### Challenge
Arrange the rows below as a numbered list, from the first row through the line containing "1402, 668, 1451]", both included, and leave out any blank lines.

/---

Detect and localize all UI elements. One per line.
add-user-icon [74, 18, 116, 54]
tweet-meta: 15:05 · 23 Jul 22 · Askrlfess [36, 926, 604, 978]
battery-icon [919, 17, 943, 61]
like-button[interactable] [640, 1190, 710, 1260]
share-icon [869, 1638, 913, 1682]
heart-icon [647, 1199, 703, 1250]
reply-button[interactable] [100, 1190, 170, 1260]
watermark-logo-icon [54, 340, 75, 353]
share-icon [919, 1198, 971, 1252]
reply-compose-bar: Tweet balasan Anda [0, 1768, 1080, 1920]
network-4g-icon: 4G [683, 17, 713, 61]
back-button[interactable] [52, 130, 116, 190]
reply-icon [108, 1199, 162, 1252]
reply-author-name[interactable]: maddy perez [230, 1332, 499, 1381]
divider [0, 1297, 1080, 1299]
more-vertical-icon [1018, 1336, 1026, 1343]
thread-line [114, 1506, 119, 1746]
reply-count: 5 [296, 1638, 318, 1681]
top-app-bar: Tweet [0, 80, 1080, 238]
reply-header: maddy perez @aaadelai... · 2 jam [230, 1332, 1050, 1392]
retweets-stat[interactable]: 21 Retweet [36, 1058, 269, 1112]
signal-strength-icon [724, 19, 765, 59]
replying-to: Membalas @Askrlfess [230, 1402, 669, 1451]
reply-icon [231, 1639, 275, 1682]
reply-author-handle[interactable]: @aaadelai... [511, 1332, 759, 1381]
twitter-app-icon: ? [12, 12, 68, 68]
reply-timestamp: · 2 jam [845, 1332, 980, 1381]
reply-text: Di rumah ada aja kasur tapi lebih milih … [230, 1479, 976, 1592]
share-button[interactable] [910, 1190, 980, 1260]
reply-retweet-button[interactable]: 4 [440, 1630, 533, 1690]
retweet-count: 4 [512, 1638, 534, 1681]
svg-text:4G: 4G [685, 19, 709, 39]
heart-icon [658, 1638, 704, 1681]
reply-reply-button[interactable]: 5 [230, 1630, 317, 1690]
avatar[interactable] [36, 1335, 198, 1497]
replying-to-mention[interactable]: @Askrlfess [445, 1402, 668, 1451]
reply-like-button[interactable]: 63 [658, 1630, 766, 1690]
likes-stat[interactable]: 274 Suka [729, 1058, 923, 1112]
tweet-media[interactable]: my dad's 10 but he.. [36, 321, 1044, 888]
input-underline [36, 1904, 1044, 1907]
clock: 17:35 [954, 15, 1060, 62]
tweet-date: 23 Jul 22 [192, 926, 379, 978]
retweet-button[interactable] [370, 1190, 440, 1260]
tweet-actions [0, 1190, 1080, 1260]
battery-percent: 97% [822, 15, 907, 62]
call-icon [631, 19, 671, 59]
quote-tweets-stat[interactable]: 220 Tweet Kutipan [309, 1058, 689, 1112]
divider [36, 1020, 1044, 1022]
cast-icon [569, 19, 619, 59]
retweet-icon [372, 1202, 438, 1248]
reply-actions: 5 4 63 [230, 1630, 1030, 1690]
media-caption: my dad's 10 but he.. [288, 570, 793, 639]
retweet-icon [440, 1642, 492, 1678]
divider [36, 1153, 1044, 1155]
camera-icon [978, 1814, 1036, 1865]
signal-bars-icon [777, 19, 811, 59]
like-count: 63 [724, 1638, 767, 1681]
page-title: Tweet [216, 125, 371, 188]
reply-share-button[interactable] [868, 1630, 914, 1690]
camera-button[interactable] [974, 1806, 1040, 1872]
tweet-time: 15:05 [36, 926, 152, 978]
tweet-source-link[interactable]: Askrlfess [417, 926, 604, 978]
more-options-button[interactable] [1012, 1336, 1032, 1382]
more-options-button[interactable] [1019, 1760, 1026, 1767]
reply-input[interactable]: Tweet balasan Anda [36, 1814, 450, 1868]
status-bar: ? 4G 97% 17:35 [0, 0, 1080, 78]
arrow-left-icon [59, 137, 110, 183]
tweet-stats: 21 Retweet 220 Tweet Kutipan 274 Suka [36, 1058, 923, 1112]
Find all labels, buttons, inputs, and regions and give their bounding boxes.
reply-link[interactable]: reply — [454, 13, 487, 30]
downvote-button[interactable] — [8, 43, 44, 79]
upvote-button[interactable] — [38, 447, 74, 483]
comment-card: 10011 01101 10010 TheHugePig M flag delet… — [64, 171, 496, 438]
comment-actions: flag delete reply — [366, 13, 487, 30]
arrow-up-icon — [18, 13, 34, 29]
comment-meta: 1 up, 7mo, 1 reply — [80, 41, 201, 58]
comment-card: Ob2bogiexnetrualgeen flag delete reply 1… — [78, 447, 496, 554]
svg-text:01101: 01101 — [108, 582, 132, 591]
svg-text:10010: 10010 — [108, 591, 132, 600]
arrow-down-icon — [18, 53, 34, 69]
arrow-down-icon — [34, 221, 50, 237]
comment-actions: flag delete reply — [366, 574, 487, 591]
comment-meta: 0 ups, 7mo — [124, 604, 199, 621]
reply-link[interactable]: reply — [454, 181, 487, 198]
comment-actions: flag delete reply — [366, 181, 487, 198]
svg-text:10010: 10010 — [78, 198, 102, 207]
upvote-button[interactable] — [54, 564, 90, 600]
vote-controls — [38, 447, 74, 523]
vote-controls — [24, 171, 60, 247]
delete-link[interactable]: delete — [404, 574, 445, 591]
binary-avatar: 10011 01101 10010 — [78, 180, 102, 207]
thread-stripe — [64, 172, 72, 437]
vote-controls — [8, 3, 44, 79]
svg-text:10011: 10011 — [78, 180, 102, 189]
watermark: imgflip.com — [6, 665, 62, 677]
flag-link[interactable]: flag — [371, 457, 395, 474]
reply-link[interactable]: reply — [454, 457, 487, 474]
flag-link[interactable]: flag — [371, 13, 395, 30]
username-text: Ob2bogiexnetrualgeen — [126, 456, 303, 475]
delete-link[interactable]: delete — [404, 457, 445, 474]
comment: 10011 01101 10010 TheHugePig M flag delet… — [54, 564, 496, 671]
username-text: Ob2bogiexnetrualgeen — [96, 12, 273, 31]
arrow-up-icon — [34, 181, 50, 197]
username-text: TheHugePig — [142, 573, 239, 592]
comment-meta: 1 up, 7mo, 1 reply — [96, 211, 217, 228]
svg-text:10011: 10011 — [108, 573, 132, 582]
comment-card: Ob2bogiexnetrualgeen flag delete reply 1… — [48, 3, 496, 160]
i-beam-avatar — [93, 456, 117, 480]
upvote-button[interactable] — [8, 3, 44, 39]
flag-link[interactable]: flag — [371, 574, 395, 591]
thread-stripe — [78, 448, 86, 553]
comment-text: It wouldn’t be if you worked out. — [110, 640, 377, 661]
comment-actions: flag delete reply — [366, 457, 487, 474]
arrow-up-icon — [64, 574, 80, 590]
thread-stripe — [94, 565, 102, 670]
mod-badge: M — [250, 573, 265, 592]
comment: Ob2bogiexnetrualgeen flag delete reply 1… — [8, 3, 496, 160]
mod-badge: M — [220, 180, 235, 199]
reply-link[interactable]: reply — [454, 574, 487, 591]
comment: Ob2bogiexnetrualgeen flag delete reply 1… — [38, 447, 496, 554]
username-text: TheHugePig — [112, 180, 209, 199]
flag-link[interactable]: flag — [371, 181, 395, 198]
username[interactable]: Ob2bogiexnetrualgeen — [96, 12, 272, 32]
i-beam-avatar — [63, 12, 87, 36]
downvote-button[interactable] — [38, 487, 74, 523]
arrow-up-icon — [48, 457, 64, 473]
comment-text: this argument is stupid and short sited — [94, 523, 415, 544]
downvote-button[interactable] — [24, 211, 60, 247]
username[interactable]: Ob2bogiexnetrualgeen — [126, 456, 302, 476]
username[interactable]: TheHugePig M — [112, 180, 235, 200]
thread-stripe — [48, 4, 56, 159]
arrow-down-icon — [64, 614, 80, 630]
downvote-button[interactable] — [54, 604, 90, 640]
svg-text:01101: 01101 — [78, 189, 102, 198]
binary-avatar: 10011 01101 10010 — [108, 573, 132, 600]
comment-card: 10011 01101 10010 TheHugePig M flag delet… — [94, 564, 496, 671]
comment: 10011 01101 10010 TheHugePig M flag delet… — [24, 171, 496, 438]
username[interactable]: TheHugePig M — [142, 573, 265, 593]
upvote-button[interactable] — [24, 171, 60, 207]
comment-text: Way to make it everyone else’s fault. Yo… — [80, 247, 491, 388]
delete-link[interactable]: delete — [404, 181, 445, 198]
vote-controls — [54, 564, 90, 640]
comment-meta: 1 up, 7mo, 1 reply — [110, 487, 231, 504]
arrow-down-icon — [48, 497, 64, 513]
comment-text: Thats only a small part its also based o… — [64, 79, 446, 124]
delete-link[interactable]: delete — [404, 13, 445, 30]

\---

### Output below
1. Detect and localize all UI elements. One per line.
2. add-user-icon [74, 18, 116, 54]
3. tweet-meta: 15:05 · 23 Jul 22 · Askrlfess [36, 926, 604, 978]
4. battery-icon [919, 17, 943, 61]
5. like-button[interactable] [640, 1190, 710, 1260]
6. share-icon [869, 1638, 913, 1682]
7. heart-icon [647, 1199, 703, 1250]
8. reply-button[interactable] [100, 1190, 170, 1260]
9. watermark-logo-icon [54, 340, 75, 353]
10. share-icon [919, 1198, 971, 1252]
11. reply-compose-bar: Tweet balasan Anda [0, 1768, 1080, 1920]
12. network-4g-icon: 4G [683, 17, 713, 61]
13. back-button[interactable] [52, 130, 116, 190]
14. reply-icon [108, 1199, 162, 1252]
15. reply-author-name[interactable]: maddy perez [230, 1332, 499, 1381]
16. divider [0, 1297, 1080, 1299]
17. more-vertical-icon [1018, 1336, 1026, 1343]
18. thread-line [114, 1506, 119, 1746]
19. reply-count: 5 [296, 1638, 318, 1681]
20. top-app-bar: Tweet [0, 80, 1080, 238]
21. reply-header: maddy perez @aaadelai... · 2 jam [230, 1332, 1050, 1392]
22. retweets-stat[interactable]: 21 Retweet [36, 1058, 269, 1112]
23. signal-strength-icon [724, 19, 765, 59]
24. replying-to: Membalas @Askrlfess [230, 1402, 669, 1451]
25. reply-icon [231, 1639, 275, 1682]
26. reply-author-handle[interactable]: @aaadelai... [511, 1332, 759, 1381]
27. twitter-app-icon: ? [12, 12, 68, 68]
28. reply-timestamp: · 2 jam [845, 1332, 980, 1381]
29. reply-text: Di rumah ada aja kasur tapi lebih milih … [230, 1479, 976, 1592]
30. share-button[interactable] [910, 1190, 980, 1260]
31. reply-retweet-button[interactable]: 4 [440, 1630, 533, 1690]
32. retweet-count: 4 [512, 1638, 534, 1681]
33. svg-text:4G: 4G [685, 19, 709, 39]
34. heart-icon [658, 1638, 704, 1681]
35. reply-reply-button[interactable]: 5 [230, 1630, 317, 1690]
36. avatar[interactable] [36, 1335, 198, 1497]
37. replying-to-mention[interactable]: @Askrlfess [445, 1402, 668, 1451]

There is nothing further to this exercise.